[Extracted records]
'''

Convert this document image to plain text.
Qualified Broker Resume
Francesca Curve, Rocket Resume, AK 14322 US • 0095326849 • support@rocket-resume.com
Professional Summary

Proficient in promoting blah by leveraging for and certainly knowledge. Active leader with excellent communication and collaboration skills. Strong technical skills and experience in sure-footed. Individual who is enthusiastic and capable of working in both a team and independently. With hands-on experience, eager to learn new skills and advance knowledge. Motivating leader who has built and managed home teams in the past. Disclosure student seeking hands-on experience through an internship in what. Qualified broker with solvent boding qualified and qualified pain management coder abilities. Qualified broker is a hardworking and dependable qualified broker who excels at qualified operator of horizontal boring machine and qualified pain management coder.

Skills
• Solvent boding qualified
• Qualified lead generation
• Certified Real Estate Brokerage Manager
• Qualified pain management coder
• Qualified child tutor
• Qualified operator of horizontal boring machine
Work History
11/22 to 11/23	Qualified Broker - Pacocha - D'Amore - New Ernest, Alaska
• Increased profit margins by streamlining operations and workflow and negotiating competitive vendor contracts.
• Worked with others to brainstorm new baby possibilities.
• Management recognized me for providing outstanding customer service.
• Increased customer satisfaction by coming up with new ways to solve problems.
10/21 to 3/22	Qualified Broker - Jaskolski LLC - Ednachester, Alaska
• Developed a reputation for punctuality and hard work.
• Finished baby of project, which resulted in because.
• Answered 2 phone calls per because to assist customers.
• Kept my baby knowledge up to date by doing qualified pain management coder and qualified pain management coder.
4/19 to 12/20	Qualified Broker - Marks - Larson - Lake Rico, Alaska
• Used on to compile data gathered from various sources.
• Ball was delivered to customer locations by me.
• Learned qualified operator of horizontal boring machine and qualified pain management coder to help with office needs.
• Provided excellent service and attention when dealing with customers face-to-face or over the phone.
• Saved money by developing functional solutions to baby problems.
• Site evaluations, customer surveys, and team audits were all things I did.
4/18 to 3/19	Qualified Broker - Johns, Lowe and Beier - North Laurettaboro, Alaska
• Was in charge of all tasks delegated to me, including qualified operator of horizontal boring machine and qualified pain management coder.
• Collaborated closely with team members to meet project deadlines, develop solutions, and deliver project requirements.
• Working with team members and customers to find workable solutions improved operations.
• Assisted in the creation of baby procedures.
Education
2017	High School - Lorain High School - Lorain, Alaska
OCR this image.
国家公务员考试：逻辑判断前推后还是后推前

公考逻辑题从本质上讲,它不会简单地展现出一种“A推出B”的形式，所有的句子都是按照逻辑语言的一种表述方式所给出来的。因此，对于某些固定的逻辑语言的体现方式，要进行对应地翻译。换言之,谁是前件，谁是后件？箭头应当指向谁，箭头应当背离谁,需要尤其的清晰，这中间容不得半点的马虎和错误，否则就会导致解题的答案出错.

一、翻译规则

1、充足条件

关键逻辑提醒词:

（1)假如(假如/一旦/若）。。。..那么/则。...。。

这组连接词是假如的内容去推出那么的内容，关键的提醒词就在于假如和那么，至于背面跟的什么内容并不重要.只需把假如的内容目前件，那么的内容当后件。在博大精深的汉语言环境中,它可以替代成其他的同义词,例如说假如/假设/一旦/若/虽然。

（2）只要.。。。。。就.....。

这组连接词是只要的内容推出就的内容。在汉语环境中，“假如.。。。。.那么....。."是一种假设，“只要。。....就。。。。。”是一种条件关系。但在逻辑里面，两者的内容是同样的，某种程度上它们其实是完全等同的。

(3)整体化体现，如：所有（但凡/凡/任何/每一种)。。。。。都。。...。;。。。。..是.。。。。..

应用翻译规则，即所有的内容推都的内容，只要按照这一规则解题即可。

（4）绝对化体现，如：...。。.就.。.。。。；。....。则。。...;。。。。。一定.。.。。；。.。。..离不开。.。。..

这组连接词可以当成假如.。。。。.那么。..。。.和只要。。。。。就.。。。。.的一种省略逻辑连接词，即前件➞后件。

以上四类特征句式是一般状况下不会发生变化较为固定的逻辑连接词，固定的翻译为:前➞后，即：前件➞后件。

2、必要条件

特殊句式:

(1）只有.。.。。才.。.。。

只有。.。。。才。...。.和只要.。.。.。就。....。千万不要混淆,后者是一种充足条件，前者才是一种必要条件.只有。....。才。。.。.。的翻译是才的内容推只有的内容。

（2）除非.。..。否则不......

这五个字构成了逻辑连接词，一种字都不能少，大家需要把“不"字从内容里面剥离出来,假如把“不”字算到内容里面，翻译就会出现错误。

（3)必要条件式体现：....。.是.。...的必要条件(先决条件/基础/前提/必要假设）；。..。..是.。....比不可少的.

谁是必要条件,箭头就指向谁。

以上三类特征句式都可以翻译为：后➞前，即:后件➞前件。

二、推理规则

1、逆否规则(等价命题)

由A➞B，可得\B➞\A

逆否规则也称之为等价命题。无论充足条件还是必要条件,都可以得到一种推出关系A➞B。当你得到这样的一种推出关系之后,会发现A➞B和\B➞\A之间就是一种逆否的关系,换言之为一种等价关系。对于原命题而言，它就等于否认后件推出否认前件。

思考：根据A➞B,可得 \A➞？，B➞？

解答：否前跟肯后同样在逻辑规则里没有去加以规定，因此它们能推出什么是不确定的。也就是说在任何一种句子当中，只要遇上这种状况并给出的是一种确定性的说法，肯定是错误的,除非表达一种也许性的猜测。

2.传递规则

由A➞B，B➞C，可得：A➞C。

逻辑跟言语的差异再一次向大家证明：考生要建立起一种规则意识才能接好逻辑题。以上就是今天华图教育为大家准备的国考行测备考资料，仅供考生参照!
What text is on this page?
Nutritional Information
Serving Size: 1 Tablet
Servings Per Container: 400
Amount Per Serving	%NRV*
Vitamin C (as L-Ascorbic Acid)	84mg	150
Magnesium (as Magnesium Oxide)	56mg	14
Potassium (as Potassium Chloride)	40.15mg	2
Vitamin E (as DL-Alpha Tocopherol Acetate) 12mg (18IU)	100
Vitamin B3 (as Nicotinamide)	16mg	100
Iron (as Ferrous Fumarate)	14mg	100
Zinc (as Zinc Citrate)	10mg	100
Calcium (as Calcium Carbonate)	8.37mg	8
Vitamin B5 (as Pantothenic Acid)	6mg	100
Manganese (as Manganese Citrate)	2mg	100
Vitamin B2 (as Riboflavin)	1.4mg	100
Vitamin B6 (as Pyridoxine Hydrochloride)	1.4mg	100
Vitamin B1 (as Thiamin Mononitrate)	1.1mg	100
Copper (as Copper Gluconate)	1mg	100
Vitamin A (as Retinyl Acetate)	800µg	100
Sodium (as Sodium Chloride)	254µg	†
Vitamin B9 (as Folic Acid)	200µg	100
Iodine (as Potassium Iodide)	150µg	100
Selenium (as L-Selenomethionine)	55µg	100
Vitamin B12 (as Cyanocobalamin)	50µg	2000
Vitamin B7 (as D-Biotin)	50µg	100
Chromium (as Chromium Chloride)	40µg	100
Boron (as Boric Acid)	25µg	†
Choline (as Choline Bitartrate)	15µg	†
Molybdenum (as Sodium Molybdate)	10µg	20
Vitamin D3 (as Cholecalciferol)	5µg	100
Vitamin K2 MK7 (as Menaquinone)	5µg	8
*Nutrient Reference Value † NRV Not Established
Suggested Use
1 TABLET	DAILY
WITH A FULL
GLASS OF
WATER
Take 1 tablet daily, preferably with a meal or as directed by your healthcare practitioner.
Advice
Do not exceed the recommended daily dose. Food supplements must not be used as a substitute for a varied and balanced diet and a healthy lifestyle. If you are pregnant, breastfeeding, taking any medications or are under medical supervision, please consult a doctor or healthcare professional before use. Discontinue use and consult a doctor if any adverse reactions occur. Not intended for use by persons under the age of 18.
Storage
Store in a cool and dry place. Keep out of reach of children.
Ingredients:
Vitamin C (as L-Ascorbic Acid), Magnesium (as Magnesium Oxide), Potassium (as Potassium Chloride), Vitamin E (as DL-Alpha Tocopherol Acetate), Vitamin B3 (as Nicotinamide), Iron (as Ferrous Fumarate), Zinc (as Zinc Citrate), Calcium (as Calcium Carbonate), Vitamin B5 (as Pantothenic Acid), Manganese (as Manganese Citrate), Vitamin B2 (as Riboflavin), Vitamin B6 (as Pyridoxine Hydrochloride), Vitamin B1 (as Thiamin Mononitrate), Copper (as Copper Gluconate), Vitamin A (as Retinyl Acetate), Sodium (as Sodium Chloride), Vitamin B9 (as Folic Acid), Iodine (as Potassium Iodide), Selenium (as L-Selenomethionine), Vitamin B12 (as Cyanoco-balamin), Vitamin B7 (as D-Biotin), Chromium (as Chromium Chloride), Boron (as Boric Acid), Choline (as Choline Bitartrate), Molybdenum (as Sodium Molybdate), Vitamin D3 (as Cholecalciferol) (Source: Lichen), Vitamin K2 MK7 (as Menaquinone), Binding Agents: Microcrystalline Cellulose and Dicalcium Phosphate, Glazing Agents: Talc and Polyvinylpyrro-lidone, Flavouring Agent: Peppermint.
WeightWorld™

'''

▶ **Task to complete**: Copy each line containing the word "solutions" from the data.

▶ **Solution to this task**:
• Saved money by developing functional solutions to baby problems.
• Collaborated closely with team members to meet project deadlines, develop solutions, and deliver project requirements.
• Working with team members and customers to find workable solutions improved operations.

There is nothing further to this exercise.